• EXERCISE DESCRIPTION: Please write out the material below exactly as given.

• DATA SECTION:
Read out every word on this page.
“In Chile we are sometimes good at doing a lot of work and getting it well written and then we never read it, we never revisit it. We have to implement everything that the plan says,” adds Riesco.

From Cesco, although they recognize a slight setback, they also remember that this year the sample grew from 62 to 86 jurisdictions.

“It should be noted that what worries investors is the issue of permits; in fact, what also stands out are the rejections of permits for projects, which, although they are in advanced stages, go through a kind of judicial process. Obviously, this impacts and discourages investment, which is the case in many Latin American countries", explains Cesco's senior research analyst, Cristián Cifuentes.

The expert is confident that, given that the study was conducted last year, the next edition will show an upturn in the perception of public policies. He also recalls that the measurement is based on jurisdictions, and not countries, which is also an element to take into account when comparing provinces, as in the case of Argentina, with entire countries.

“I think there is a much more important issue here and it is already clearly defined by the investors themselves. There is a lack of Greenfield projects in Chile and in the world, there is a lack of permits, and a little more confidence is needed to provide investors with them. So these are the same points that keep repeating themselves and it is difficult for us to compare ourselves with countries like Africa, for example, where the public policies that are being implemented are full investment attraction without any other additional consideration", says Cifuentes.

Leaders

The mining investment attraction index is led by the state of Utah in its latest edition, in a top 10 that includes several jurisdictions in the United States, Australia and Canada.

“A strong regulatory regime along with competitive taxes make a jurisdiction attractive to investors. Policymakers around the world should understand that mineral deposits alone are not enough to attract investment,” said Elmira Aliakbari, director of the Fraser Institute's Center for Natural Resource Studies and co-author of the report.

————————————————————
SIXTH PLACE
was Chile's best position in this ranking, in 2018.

• REPLY TO THE EXERCISE:
Read out every word on this page.
“In Chile we are sometimes good at doing a lot of work and getting it well written and then we never read it, we never revisit it. We have to implement everything that the plan says,” adds Riesco.

From Cesco, although they recognize a slight setback, they also remember that this year the sample grew from 62 to 86 jurisdictions.

“It should be noted that what worries investors is the issue of permits; in fact, what also stands out are the rejections of permits for projects, which, although they are in advanced stages, go through a kind of judicial process. Obviously, this impacts and discourages investment, which is the case in many Latin American countries", explains Cesco's senior research analyst, Cristián Cifuentes.

The expert is confident that, given that the study was conducted last year, the next edition will show an upturn in the perception of public policies. He also recalls that the measurement is based on jurisdictions, and not countries, which is also an element to take into account when comparing provinces, as in the case of Argentina, with entire countries.

“I think there is a much more important issue here and it is already clearly defined by the investors themselves. There is a lack of Greenfield projects in Chile and in the world, there is a lack of permits, and a little more confidence is needed to provide investors with them. So these are the same points that keep repeating themselves and it is difficult for us to compare ourselves with countries like Africa, for example, where the public policies that are being implemented are full investment attraction without any other additional consideration", says Cifuentes.

Leaders

The mining investment attraction index is led by the state of Utah in its latest edition, in a top 10 that includes several jurisdictions in the United States, Australia and Canada.

“A strong regulatory regime along with competitive taxes make a jurisdiction attractive to investors. Policymakers around the world should understand that mineral deposits alone are not enough to attract investment,” said Elmira Aliakbari, director of the Fraser Institute's Center for Natural Resource Studies and co-author of the report.

————————————————————
SIXTH PLACE
was Chile's best position in this ranking, in 2018.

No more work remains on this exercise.